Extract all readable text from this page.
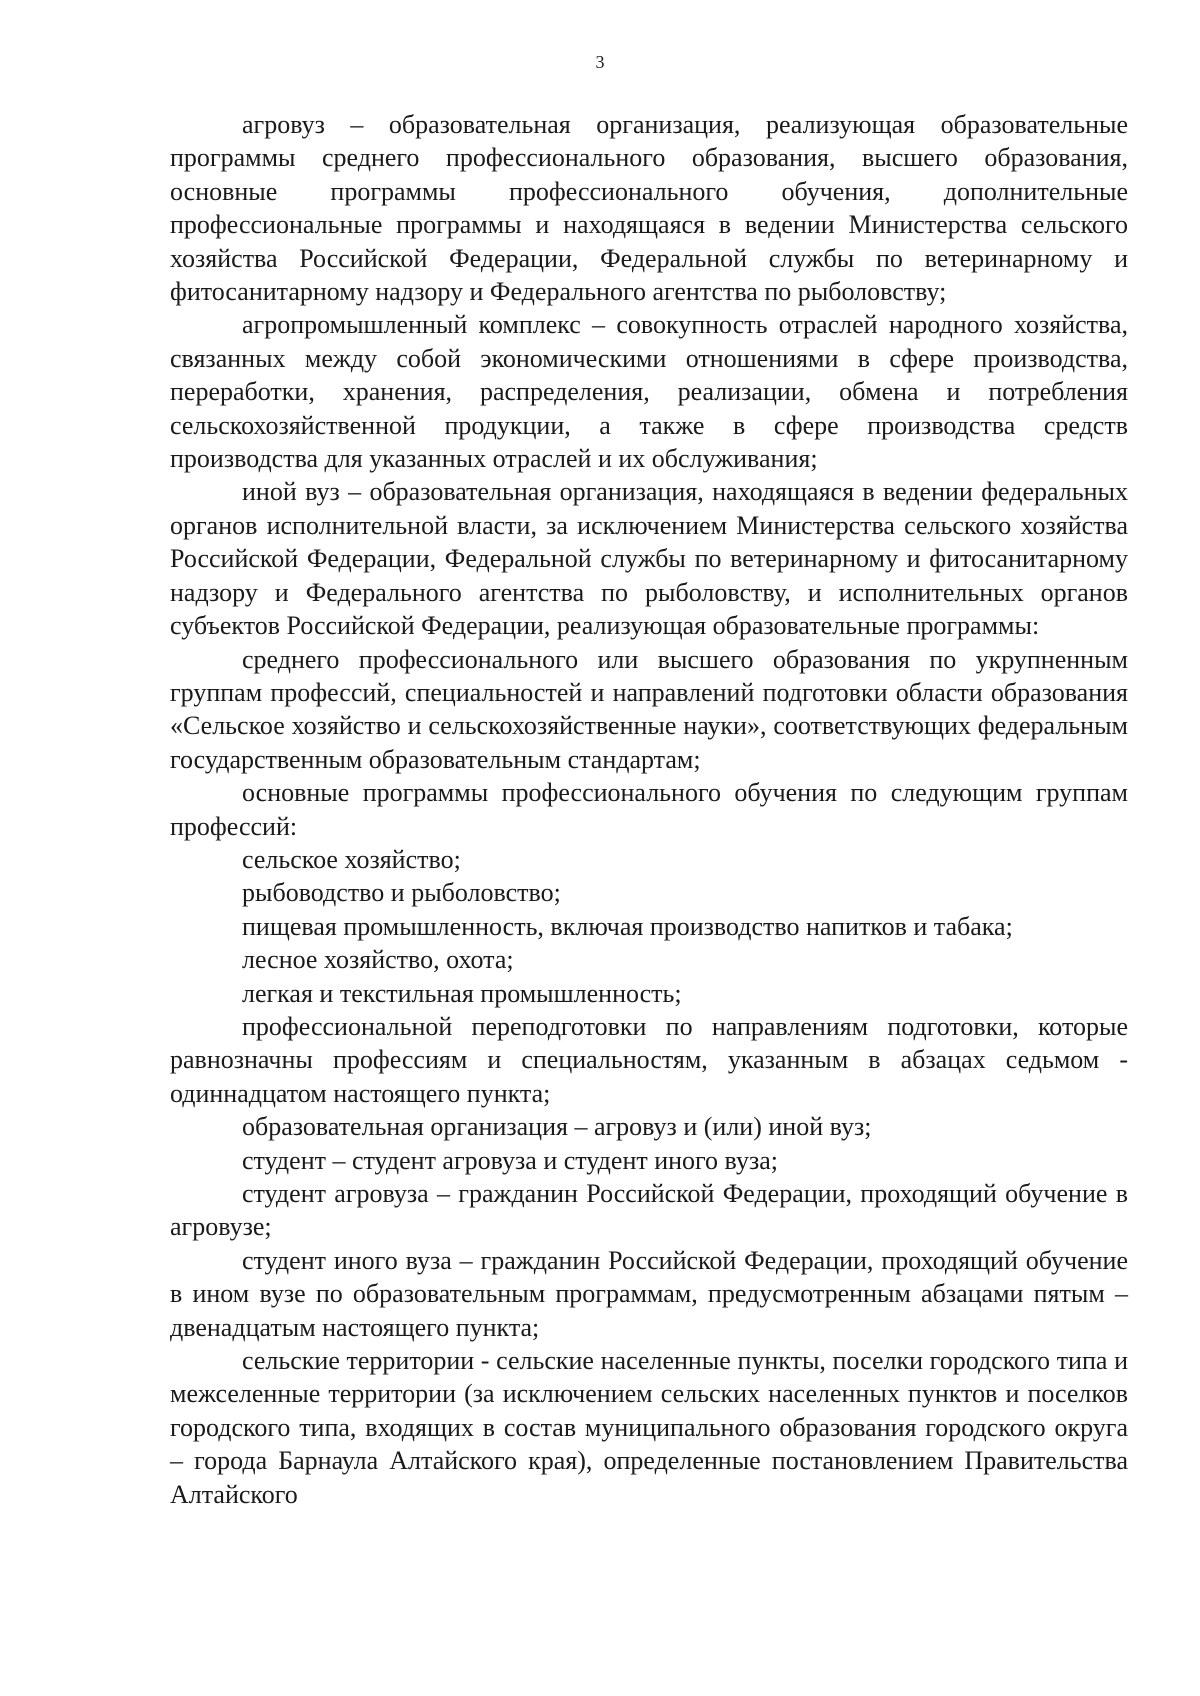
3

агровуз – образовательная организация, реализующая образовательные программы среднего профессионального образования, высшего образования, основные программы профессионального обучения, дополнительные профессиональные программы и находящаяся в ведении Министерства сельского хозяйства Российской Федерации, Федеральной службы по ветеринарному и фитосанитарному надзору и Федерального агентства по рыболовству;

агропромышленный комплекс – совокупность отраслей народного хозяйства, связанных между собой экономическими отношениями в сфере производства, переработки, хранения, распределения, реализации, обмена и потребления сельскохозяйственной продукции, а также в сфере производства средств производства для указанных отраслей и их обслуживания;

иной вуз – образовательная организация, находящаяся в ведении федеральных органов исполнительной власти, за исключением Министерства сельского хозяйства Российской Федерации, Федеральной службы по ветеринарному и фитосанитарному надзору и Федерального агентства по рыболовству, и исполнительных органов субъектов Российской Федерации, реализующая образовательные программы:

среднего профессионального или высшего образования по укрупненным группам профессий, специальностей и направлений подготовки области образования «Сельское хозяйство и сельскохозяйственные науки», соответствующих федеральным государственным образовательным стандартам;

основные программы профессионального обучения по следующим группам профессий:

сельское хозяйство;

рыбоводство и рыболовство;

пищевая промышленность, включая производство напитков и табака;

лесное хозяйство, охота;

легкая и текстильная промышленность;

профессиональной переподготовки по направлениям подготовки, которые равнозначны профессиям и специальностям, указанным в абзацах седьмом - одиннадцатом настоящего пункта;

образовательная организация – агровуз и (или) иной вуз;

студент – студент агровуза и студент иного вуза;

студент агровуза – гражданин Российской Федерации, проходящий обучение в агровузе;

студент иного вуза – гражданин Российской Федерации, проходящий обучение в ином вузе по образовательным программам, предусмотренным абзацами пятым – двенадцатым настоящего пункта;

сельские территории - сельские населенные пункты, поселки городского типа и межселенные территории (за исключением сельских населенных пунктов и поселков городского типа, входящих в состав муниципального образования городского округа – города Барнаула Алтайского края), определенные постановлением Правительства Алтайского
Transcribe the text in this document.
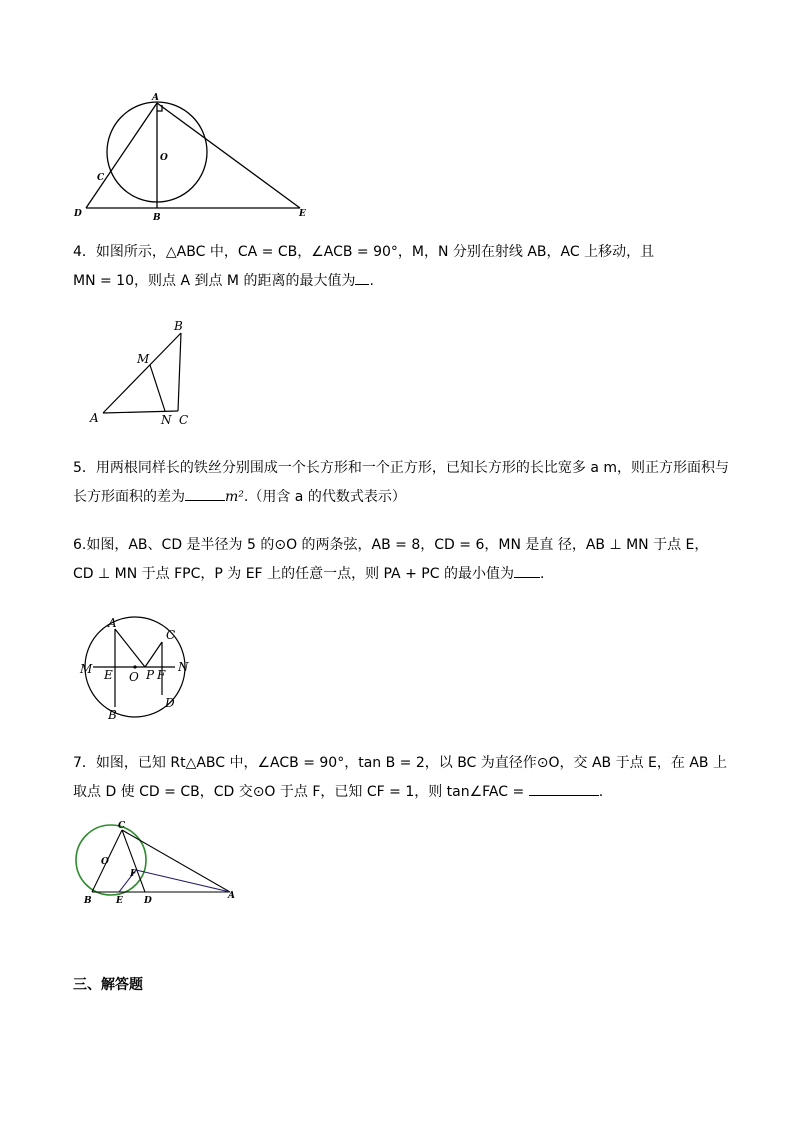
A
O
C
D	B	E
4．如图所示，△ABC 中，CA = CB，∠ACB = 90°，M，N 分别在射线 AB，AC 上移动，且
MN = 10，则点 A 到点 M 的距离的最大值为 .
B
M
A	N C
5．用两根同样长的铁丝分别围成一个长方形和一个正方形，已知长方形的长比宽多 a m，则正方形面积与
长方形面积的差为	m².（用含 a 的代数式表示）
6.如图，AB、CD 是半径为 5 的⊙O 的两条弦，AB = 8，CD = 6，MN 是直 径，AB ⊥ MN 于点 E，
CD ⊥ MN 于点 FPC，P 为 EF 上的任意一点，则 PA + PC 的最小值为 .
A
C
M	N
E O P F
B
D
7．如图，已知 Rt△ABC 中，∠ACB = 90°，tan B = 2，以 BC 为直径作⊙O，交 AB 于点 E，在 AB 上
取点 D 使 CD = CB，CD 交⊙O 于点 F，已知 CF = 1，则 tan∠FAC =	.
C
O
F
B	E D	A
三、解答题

...

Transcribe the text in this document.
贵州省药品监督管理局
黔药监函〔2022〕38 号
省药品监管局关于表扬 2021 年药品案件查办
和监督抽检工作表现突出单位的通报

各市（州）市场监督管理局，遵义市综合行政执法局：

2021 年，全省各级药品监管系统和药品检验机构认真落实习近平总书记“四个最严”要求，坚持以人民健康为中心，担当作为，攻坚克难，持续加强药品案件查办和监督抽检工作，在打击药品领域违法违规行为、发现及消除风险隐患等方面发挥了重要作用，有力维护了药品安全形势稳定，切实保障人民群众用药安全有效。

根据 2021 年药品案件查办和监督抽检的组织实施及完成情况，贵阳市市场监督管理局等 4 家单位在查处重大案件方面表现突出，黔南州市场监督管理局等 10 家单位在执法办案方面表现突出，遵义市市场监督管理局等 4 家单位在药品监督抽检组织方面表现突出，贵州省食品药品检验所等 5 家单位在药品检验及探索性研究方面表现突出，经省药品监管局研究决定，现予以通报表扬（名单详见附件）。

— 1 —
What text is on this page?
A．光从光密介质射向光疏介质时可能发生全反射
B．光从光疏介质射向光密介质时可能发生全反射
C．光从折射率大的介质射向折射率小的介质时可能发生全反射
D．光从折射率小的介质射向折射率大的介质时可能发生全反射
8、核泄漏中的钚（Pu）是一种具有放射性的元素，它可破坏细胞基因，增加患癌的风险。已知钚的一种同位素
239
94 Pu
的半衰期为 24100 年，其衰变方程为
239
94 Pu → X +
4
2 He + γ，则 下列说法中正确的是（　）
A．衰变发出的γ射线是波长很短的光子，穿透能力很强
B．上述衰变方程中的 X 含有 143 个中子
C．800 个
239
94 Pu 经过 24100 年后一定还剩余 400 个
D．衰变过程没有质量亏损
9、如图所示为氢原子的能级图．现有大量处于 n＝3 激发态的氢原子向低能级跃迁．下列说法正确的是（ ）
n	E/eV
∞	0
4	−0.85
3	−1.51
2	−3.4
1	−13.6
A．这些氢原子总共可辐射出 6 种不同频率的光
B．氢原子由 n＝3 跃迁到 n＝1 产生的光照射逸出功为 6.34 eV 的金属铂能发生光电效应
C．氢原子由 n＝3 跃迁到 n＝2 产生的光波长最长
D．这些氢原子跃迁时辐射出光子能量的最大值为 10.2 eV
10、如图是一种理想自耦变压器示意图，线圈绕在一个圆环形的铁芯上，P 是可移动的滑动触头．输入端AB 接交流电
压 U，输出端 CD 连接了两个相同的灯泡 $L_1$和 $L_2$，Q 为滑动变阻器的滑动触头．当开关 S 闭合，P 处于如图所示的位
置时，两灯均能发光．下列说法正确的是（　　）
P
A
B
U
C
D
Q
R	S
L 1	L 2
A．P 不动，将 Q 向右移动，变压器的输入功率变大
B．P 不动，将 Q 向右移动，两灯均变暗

...

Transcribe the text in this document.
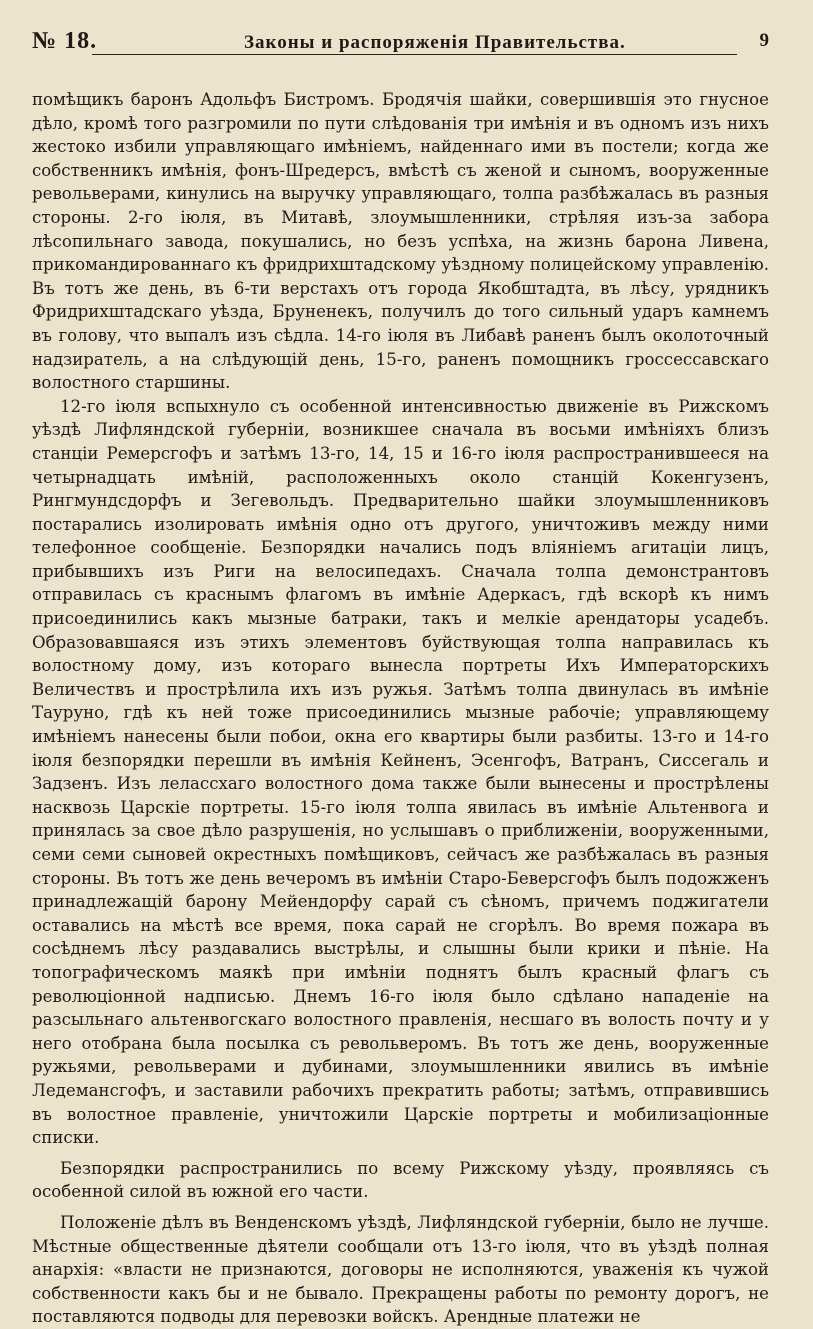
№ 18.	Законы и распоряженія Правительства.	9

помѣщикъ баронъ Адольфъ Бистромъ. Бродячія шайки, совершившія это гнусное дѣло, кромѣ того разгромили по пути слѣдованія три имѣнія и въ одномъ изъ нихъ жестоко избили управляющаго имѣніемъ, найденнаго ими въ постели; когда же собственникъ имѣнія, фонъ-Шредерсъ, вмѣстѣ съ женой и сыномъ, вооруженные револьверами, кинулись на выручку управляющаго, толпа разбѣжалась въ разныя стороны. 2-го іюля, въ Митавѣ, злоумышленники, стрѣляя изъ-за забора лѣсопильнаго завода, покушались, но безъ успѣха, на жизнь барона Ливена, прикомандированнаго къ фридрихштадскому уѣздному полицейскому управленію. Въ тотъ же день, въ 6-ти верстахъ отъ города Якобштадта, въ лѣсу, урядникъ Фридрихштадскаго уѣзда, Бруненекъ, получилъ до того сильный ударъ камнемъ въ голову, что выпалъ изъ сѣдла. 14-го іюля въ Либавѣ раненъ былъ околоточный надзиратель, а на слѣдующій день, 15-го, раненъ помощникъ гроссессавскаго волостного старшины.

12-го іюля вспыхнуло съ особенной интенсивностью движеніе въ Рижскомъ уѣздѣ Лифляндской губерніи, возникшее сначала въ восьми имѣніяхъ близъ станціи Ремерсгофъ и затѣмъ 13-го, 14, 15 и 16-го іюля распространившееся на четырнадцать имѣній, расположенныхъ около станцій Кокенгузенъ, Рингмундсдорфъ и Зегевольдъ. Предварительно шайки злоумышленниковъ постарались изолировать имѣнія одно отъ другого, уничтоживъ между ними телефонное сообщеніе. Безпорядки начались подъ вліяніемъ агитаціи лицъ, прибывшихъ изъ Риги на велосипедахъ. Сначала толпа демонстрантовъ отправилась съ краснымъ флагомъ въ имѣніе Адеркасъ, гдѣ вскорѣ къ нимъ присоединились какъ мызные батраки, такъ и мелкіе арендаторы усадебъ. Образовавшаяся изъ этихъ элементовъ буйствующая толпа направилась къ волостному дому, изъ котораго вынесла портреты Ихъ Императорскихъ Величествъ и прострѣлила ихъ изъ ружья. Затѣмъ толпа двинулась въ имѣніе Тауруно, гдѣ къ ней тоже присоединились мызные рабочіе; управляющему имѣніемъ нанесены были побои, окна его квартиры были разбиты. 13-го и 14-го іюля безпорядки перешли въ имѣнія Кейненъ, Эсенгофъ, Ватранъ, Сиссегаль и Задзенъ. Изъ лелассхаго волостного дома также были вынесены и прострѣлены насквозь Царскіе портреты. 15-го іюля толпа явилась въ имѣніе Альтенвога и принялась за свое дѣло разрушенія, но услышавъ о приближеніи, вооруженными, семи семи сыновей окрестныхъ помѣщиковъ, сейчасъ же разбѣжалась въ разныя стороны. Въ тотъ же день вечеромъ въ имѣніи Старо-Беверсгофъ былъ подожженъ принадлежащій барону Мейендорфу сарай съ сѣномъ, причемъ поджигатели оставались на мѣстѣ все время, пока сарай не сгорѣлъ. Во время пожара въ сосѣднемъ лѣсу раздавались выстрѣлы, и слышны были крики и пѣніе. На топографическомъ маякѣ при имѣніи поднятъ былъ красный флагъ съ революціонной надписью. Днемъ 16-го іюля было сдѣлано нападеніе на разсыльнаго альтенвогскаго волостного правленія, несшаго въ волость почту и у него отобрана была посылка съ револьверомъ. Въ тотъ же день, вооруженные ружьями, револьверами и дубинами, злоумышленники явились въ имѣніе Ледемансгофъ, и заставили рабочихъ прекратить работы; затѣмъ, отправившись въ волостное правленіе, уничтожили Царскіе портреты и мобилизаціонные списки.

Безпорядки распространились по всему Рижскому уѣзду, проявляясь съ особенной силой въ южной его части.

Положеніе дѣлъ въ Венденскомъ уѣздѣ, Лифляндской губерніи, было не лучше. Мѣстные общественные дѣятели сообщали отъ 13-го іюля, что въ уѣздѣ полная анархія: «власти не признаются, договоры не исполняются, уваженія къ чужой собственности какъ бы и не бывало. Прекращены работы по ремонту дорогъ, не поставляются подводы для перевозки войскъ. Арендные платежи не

> **Exercise directions**:
Count the lines in the records above that contain the word "проходящий", and reply with only that number.

> **Exercise solution**:
2